'''

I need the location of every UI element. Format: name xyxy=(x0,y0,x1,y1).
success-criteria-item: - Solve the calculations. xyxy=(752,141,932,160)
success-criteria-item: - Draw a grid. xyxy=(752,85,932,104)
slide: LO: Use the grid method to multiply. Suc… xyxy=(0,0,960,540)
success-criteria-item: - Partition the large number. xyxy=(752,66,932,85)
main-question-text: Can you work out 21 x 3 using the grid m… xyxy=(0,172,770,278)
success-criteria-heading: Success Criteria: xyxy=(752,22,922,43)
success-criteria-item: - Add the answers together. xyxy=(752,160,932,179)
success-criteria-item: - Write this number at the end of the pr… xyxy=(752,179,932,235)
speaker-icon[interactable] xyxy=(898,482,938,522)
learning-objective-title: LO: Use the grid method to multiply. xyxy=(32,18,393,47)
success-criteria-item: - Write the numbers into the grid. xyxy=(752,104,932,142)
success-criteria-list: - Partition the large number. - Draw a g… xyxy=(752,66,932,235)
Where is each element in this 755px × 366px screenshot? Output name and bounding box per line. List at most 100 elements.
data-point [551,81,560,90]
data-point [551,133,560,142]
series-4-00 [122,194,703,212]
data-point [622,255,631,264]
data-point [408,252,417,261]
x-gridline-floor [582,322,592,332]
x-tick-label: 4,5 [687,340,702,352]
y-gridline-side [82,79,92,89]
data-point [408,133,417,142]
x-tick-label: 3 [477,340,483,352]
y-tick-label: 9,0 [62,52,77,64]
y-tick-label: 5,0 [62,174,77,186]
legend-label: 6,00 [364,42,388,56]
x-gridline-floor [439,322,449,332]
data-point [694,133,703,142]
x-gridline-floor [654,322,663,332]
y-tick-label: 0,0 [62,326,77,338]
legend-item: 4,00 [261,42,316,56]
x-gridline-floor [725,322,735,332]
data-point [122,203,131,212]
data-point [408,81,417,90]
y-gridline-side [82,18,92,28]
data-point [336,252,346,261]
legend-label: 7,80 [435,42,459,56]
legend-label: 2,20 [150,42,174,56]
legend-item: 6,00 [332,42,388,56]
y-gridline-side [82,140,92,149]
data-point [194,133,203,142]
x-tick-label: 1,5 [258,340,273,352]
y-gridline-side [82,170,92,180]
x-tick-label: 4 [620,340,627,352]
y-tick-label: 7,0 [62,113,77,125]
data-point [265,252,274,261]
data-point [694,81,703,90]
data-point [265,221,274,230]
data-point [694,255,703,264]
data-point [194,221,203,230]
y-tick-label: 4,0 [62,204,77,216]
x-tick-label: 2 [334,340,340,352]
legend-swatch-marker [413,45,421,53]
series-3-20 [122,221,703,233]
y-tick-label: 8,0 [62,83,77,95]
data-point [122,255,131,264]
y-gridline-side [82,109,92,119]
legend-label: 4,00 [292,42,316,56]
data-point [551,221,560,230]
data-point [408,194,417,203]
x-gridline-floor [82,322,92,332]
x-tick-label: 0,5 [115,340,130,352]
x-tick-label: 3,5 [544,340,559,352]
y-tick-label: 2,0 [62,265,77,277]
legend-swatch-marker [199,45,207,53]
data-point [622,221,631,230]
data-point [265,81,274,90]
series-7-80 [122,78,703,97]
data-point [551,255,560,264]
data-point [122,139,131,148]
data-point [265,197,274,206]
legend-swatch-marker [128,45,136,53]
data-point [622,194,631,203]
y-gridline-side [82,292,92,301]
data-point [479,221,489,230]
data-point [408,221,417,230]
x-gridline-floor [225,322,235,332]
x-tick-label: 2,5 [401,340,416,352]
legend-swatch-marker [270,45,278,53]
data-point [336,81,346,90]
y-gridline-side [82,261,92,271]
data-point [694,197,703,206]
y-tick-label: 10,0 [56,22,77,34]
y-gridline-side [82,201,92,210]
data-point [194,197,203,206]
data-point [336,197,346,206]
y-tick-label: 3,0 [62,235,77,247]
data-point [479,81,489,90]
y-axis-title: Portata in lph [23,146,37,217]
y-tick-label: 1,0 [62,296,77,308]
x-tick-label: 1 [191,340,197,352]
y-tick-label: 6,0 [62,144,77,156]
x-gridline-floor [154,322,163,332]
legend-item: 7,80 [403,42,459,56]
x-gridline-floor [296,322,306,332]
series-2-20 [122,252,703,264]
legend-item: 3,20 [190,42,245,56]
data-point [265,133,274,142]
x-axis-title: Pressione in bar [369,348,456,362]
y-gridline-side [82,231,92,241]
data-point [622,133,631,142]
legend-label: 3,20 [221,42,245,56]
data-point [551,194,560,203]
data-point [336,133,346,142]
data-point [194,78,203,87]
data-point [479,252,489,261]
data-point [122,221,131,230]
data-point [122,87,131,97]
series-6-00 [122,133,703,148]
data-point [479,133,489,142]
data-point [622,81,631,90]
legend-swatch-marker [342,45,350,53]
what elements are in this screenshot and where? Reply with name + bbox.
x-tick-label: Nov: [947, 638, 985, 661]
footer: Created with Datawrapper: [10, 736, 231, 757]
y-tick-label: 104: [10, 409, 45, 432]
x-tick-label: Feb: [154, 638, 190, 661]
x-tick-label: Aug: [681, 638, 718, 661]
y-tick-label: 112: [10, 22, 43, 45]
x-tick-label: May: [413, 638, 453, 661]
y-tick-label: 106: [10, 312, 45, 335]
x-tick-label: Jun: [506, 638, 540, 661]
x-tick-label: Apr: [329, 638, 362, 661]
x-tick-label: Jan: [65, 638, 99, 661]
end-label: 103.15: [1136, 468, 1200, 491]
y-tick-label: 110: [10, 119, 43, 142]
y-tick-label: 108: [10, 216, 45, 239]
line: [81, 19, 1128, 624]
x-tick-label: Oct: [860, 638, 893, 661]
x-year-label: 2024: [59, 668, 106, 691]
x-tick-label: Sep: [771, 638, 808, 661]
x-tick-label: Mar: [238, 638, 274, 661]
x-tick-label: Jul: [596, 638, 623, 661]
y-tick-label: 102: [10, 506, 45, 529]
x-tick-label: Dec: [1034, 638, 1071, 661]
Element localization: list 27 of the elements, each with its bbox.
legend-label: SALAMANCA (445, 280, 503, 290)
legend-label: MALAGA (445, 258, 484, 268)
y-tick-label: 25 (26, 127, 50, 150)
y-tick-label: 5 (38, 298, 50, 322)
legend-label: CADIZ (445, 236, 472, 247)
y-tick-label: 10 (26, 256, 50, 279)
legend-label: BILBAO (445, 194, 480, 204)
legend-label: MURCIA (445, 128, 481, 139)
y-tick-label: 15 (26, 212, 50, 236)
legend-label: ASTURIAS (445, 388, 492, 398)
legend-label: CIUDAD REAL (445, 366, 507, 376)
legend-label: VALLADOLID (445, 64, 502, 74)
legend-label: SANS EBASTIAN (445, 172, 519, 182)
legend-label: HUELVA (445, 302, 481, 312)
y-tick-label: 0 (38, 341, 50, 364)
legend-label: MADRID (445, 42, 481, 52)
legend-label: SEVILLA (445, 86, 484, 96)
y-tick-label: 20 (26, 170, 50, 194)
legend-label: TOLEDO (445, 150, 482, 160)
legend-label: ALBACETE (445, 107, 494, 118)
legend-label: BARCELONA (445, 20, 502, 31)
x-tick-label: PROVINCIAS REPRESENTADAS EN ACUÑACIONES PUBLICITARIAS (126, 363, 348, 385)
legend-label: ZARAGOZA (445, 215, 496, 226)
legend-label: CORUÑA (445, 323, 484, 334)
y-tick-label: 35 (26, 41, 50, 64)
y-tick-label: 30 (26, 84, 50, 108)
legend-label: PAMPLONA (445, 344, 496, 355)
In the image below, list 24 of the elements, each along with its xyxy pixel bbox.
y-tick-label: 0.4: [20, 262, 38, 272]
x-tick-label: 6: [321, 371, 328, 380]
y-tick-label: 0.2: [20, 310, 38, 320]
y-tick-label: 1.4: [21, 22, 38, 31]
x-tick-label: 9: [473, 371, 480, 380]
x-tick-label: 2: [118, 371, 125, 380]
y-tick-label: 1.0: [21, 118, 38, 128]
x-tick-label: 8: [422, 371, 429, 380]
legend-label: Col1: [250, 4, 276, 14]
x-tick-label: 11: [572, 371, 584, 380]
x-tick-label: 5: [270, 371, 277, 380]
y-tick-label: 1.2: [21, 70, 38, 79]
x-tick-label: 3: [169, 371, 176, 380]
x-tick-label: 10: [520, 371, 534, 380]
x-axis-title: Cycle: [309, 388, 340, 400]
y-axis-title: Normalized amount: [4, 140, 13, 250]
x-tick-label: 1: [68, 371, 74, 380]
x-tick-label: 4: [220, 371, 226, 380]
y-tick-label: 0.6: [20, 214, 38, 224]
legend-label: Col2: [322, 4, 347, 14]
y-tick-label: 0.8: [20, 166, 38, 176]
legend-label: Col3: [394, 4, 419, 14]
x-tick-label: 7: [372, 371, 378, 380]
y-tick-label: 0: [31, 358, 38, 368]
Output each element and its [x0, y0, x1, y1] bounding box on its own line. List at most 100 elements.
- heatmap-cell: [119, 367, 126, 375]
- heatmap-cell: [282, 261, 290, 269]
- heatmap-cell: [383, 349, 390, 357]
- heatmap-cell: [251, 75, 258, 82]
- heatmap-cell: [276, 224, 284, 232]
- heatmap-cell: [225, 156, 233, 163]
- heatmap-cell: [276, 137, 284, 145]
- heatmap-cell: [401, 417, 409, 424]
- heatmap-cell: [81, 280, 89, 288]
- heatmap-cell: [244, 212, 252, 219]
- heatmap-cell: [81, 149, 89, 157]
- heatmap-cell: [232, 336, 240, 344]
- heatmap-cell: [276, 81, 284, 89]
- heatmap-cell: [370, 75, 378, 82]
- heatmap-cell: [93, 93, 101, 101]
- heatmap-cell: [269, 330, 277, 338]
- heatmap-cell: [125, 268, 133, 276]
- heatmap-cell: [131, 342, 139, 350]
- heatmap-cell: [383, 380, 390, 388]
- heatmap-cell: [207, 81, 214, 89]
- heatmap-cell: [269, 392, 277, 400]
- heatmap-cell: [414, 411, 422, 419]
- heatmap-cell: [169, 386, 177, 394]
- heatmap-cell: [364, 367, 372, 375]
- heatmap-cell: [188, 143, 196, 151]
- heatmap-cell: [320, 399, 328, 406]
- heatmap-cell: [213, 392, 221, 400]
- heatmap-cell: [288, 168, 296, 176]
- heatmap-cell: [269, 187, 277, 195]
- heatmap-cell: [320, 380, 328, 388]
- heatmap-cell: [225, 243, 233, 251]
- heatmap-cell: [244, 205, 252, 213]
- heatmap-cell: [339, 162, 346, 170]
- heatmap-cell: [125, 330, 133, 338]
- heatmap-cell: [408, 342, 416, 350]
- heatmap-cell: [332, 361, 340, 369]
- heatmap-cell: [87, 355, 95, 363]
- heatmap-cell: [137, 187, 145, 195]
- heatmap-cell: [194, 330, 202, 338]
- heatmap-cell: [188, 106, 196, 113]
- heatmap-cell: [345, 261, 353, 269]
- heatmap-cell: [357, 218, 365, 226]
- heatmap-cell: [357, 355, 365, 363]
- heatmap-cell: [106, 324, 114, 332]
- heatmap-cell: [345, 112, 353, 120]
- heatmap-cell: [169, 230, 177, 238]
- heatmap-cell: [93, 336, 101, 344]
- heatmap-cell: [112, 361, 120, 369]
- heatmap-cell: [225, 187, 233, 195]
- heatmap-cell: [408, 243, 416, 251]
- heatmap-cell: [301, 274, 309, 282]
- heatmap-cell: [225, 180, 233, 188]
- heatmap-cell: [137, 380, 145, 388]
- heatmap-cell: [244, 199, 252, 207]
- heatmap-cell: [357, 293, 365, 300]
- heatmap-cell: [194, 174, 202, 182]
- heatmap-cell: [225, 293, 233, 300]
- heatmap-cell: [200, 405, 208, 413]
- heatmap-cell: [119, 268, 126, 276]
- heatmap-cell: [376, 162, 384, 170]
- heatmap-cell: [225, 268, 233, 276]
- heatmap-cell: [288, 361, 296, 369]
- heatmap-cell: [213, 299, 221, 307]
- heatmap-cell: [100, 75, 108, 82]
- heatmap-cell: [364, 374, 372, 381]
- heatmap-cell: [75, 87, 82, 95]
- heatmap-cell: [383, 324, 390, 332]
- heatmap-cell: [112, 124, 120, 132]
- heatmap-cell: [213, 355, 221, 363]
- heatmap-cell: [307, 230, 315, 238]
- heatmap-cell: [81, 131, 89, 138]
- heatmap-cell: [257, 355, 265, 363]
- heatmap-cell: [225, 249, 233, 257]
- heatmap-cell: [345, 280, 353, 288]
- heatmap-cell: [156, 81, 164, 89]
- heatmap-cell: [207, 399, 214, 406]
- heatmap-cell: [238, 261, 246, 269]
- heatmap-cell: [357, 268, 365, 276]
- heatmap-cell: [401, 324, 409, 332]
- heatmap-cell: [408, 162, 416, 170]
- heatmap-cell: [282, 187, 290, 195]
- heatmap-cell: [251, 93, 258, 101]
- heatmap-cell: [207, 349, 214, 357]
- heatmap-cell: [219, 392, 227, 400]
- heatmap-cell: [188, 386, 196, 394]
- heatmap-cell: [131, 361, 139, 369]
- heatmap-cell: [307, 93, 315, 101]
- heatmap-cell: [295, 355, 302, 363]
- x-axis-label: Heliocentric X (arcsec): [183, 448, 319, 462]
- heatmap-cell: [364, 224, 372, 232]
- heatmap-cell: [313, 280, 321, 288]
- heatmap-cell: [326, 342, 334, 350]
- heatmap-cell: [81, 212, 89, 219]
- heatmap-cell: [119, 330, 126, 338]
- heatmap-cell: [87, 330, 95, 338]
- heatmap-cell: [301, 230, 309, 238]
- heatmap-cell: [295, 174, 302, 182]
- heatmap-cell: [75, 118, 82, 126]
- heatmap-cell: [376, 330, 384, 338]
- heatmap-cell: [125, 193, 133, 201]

'''

Lay out the lines of the material as a numbered list, skipping blank lines, from the first line through the line containing "main-question-text: Can you", both included.

◆ Solution:
1. I need the location of every UI element. Format: name xyxy=(x0,y0,x1,y1).
2. success-criteria-item: - Solve the calculations. xyxy=(752,141,932,160)
3. success-criteria-item: - Draw a grid. xyxy=(752,85,932,104)
4. slide: LO: Use the grid method to multiply. Suc… xyxy=(0,0,960,540)
5. success-criteria-item: - Partition the large number. xyxy=(752,66,932,85)
6. main-question-text: Can you work out 21 x 3 using the grid m… xyxy=(0,172,770,278)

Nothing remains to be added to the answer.